• _Stated task_
Return every line of the listing below verbatim, keeping the original order.

• _A few records_
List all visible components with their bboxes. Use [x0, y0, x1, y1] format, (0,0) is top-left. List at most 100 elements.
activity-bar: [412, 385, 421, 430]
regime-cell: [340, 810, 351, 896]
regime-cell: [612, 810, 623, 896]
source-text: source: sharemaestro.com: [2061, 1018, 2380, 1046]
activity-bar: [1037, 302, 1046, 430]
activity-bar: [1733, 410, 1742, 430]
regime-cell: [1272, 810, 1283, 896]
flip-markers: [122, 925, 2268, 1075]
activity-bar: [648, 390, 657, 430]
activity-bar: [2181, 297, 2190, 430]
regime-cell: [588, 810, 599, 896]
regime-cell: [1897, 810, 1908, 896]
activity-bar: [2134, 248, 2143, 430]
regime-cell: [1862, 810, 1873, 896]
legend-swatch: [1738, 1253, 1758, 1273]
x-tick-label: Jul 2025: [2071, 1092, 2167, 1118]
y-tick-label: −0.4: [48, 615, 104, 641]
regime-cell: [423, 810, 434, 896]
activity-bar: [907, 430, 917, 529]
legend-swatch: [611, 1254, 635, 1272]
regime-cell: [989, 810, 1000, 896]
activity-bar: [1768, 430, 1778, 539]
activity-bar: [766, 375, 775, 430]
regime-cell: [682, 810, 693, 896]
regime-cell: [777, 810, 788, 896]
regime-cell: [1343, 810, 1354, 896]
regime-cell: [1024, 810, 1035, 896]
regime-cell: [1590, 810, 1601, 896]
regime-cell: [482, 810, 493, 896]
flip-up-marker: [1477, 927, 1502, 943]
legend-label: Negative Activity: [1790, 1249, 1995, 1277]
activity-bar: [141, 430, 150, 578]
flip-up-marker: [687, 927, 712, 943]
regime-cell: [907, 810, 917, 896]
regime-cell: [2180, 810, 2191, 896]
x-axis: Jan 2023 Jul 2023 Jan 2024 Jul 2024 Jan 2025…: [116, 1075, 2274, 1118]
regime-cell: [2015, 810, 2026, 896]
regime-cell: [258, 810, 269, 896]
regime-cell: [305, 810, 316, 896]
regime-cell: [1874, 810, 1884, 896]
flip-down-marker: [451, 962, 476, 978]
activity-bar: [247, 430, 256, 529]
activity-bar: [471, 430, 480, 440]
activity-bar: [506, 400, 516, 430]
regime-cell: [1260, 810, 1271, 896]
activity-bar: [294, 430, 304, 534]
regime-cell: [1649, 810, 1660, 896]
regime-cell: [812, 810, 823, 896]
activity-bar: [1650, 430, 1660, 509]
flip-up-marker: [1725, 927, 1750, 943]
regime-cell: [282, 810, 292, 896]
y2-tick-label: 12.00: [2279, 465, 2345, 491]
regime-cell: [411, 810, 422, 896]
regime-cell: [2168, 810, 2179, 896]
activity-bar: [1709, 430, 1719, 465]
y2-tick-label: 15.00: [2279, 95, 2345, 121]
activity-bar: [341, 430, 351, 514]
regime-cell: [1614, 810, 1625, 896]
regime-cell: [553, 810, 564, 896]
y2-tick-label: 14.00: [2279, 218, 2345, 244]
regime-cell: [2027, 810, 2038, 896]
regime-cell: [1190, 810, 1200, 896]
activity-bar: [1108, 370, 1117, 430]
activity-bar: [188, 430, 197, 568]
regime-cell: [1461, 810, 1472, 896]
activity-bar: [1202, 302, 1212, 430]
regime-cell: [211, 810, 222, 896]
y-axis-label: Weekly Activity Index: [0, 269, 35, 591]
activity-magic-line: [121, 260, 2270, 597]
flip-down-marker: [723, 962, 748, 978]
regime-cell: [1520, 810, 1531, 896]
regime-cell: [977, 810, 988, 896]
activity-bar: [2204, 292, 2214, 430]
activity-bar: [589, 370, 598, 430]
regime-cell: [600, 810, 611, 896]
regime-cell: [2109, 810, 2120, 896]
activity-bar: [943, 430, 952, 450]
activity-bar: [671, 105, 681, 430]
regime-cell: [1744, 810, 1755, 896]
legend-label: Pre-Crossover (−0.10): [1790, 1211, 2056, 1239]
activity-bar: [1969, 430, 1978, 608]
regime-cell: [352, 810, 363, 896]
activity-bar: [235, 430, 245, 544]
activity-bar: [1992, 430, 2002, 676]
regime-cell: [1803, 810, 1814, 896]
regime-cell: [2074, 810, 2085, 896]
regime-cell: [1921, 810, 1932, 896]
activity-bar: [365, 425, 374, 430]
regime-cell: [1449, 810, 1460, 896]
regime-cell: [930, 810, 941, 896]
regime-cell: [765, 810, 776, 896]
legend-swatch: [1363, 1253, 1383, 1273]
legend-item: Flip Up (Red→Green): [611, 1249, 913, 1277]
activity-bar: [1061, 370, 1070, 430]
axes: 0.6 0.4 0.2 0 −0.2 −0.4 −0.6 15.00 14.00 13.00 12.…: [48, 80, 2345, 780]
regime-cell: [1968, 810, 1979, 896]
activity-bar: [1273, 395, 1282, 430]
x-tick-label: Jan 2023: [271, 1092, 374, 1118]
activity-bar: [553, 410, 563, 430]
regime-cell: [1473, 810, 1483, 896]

• _Reply to the exercise_
List all visible components with their bboxes. Use [x0, y0, x1, y1] format, (0,0) is top-left. List at most 100 elements.
activity-bar: [412, 385, 421, 430]
regime-cell: [340, 810, 351, 896]
regime-cell: [612, 810, 623, 896]
source-text: source: sharemaestro.com: [2061, 1018, 2380, 1046]
activity-bar: [1037, 302, 1046, 430]
activity-bar: [1733, 410, 1742, 430]
regime-cell: [1272, 810, 1283, 896]
flip-markers: [122, 925, 2268, 1075]
activity-bar: [648, 390, 657, 430]
activity-bar: [2181, 297, 2190, 430]
regime-cell: [588, 810, 599, 896]
regime-cell: [1897, 810, 1908, 896]
activity-bar: [2134, 248, 2143, 430]
regime-cell: [1862, 810, 1873, 896]
legend-swatch: [1738, 1253, 1758, 1273]
x-tick-label: Jul 2025: [2071, 1092, 2167, 1118]
y-tick-label: −0.4: [48, 615, 104, 641]
regime-cell: [423, 810, 434, 896]
activity-bar: [907, 430, 917, 529]
legend-swatch: [611, 1254, 635, 1272]
regime-cell: [989, 810, 1000, 896]
activity-bar: [1768, 430, 1778, 539]
activity-bar: [766, 375, 775, 430]
regime-cell: [682, 810, 693, 896]
regime-cell: [777, 810, 788, 896]
regime-cell: [1343, 810, 1354, 896]
regime-cell: [1024, 810, 1035, 896]
regime-cell: [1590, 810, 1601, 896]
regime-cell: [482, 810, 493, 896]
flip-up-marker: [1477, 927, 1502, 943]
legend-label: Negative Activity: [1790, 1249, 1995, 1277]
activity-bar: [141, 430, 150, 578]
flip-up-marker: [687, 927, 712, 943]
regime-cell: [907, 810, 917, 896]
regime-cell: [2180, 810, 2191, 896]
x-axis: Jan 2023 Jul 2023 Jan 2024 Jul 2024 Jan 2025…: [116, 1075, 2274, 1118]
regime-cell: [2015, 810, 2026, 896]
regime-cell: [258, 810, 269, 896]
regime-cell: [305, 810, 316, 896]
regime-cell: [1874, 810, 1884, 896]
flip-down-marker: [451, 962, 476, 978]
activity-bar: [247, 430, 256, 529]
activity-bar: [471, 430, 480, 440]
activity-bar: [506, 400, 516, 430]
regime-cell: [1260, 810, 1271, 896]
activity-bar: [294, 430, 304, 534]
regime-cell: [1649, 810, 1660, 896]
regime-cell: [812, 810, 823, 896]
activity-bar: [1650, 430, 1660, 509]
flip-up-marker: [1725, 927, 1750, 943]
regime-cell: [282, 810, 292, 896]
y2-tick-label: 12.00: [2279, 465, 2345, 491]
regime-cell: [411, 810, 422, 896]
regime-cell: [2168, 810, 2179, 896]
activity-bar: [1709, 430, 1719, 465]
y2-tick-label: 15.00: [2279, 95, 2345, 121]
activity-bar: [341, 430, 351, 514]
regime-cell: [1614, 810, 1625, 896]
regime-cell: [553, 810, 564, 896]
y2-tick-label: 14.00: [2279, 218, 2345, 244]
regime-cell: [2027, 810, 2038, 896]
regime-cell: [1190, 810, 1200, 896]
activity-bar: [1108, 370, 1117, 430]
activity-bar: [188, 430, 197, 568]
regime-cell: [1461, 810, 1472, 896]
activity-bar: [1202, 302, 1212, 430]
regime-cell: [211, 810, 222, 896]
y-axis-label: Weekly Activity Index: [0, 269, 35, 591]
activity-magic-line: [121, 260, 2270, 597]
flip-down-marker: [723, 962, 748, 978]
regime-cell: [1520, 810, 1531, 896]
regime-cell: [977, 810, 988, 896]
activity-bar: [2204, 292, 2214, 430]
activity-bar: [589, 370, 598, 430]
regime-cell: [600, 810, 611, 896]
regime-cell: [2109, 810, 2120, 896]
activity-bar: [943, 430, 952, 450]
activity-bar: [671, 105, 681, 430]
regime-cell: [1744, 810, 1755, 896]
legend-label: Pre-Crossover (−0.10): [1790, 1211, 2056, 1239]
activity-bar: [1969, 430, 1978, 608]
regime-cell: [352, 810, 363, 896]
activity-bar: [235, 430, 245, 544]
activity-bar: [1992, 430, 2002, 676]
regime-cell: [1803, 810, 1814, 896]
regime-cell: [2074, 810, 2085, 896]
regime-cell: [1921, 810, 1932, 896]
activity-bar: [365, 425, 374, 430]
regime-cell: [1449, 810, 1460, 896]
regime-cell: [930, 810, 941, 896]
regime-cell: [765, 810, 776, 896]
legend-swatch: [1363, 1253, 1383, 1273]
legend-item: Flip Up (Red→Green): [611, 1249, 913, 1277]
activity-bar: [1061, 370, 1070, 430]
axes: 0.6 0.4 0.2 0 −0.2 −0.4 −0.6 15.00 14.00 13.00 12.…: [48, 80, 2345, 780]
regime-cell: [1968, 810, 1979, 896]
activity-bar: [1273, 395, 1282, 430]
x-tick-label: Jan 2023: [271, 1092, 374, 1118]
activity-bar: [553, 410, 563, 430]
regime-cell: [1473, 810, 1483, 896]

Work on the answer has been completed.